What is the number of lines holding the word "type"? Write that number and nothing else.

======== Given data ========

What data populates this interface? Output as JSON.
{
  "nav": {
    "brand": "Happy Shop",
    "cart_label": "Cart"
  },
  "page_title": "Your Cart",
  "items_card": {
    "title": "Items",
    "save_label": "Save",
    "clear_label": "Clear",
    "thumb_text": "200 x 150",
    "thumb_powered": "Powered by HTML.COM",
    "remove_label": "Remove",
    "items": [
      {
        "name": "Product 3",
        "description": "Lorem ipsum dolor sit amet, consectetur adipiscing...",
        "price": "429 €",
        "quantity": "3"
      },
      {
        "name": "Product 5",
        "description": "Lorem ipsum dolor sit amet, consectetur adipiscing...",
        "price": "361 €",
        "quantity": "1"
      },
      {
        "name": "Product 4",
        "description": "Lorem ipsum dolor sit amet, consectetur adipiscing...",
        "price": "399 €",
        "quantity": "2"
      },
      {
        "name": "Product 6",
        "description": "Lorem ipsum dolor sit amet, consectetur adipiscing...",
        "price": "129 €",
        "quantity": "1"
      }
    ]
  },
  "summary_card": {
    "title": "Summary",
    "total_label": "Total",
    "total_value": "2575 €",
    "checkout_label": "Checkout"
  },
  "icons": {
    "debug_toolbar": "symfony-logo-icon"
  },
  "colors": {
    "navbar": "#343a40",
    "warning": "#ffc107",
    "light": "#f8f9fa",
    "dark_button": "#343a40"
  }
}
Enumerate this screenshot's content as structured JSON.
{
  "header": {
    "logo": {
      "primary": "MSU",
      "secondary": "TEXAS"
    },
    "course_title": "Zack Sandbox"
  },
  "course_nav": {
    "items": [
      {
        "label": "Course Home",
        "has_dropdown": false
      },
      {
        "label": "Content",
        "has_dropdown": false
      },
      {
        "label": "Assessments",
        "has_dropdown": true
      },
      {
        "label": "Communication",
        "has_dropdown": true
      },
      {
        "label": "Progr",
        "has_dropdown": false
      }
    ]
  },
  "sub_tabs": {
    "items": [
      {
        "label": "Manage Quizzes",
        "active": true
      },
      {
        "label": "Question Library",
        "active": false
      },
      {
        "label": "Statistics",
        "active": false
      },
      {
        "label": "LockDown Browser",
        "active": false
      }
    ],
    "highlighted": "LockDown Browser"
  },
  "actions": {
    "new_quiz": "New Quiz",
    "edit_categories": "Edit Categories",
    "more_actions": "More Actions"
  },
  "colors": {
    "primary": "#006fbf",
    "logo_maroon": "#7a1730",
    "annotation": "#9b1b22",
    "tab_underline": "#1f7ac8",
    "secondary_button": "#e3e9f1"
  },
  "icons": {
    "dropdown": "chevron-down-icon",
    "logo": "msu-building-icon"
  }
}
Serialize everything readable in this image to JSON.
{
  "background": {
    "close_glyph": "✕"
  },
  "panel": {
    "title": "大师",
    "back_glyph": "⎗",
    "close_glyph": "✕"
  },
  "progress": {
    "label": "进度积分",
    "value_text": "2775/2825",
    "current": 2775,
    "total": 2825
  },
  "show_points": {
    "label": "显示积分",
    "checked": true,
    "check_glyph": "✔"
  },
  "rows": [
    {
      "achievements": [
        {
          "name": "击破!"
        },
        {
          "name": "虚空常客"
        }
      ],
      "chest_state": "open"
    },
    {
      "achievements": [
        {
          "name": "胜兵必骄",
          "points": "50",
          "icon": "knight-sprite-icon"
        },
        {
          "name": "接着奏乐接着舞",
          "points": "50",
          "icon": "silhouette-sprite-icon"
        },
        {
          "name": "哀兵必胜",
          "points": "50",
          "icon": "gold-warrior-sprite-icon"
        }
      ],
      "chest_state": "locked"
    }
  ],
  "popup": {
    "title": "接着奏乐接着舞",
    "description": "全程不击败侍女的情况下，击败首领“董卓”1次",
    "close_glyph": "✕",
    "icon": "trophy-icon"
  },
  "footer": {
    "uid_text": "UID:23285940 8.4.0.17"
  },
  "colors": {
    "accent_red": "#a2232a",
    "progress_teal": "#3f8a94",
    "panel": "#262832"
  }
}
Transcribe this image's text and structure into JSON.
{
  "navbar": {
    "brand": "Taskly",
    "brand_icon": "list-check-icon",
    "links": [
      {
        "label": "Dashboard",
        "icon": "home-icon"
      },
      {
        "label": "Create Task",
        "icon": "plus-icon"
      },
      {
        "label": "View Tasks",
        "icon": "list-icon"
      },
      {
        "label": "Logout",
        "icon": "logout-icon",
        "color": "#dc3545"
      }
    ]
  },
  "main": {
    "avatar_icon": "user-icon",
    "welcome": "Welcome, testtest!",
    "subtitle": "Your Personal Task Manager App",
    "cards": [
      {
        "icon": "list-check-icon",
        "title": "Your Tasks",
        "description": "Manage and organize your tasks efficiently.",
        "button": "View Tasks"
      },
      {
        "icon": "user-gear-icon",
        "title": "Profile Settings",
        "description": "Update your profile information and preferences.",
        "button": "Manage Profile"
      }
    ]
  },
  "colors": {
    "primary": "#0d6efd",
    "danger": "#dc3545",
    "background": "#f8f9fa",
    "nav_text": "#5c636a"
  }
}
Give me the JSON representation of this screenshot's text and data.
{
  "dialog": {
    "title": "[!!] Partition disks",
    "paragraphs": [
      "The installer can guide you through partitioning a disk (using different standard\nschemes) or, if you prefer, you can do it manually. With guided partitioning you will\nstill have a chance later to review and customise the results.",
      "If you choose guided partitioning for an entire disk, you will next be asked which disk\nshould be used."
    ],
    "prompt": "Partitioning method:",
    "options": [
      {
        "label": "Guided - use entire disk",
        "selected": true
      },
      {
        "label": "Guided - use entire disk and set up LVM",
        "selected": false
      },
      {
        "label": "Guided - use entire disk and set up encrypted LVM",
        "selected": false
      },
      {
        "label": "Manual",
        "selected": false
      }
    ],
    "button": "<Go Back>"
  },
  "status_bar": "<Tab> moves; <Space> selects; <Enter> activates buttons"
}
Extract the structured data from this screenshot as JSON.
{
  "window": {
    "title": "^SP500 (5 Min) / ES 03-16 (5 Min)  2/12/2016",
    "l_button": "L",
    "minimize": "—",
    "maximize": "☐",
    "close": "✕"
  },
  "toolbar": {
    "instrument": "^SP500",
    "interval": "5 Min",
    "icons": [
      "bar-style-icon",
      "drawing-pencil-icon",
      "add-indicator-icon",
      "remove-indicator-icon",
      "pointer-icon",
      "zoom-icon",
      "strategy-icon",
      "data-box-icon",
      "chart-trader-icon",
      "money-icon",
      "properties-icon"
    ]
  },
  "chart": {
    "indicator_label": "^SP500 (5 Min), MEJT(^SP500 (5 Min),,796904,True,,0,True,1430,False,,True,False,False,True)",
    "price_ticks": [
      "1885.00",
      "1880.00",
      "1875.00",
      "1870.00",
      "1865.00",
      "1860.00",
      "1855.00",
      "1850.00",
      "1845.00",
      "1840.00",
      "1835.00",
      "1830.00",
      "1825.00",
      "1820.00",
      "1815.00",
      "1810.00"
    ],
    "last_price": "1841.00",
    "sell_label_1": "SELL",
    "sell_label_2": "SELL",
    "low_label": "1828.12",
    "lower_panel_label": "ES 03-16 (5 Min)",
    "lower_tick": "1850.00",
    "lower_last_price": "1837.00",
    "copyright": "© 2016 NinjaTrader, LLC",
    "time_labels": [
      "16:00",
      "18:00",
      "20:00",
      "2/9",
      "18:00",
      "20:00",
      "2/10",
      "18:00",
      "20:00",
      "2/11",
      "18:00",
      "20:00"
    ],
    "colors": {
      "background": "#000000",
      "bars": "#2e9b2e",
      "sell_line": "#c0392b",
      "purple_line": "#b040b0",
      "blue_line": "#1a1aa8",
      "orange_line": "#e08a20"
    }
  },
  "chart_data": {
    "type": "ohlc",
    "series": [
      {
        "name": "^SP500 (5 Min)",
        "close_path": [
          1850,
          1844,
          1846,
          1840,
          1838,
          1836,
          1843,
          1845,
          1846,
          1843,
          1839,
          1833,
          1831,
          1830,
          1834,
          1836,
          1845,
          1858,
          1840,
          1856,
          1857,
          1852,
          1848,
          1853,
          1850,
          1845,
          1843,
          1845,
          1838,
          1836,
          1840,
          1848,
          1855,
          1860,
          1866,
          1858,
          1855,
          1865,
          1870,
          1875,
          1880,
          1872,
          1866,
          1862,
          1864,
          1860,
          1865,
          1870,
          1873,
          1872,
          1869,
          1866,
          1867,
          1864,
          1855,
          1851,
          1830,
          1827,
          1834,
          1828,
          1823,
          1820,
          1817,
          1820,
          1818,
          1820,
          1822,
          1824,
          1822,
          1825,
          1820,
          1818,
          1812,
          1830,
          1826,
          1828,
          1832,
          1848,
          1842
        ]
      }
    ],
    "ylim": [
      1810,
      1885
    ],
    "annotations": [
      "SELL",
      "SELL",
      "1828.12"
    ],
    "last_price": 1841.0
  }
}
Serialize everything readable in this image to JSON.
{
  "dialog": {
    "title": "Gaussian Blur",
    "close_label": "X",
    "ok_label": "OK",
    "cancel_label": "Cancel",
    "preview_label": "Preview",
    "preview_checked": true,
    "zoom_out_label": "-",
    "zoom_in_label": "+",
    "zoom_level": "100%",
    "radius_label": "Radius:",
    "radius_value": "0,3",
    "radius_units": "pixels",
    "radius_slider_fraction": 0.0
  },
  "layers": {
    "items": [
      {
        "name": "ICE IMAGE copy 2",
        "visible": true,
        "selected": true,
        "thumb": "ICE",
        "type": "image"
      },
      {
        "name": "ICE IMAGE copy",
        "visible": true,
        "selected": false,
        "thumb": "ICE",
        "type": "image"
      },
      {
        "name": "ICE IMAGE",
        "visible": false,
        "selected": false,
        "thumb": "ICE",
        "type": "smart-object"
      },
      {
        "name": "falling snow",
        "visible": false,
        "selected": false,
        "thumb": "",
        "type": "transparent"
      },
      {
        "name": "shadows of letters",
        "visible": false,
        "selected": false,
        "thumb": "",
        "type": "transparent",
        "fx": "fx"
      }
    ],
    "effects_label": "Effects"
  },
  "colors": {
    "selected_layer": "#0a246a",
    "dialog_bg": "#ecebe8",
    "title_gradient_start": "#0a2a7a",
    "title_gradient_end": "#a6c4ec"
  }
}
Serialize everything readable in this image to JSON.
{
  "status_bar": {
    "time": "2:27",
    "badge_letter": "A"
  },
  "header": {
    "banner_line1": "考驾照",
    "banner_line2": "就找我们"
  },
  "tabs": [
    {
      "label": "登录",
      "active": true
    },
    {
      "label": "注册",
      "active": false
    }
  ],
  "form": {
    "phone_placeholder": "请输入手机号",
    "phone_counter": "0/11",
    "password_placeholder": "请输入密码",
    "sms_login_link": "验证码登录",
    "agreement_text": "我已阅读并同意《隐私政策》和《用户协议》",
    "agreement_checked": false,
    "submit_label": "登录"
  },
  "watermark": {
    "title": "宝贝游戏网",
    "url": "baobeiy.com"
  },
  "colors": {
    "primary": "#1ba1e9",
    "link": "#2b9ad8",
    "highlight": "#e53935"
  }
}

========

Answer to this task ::
6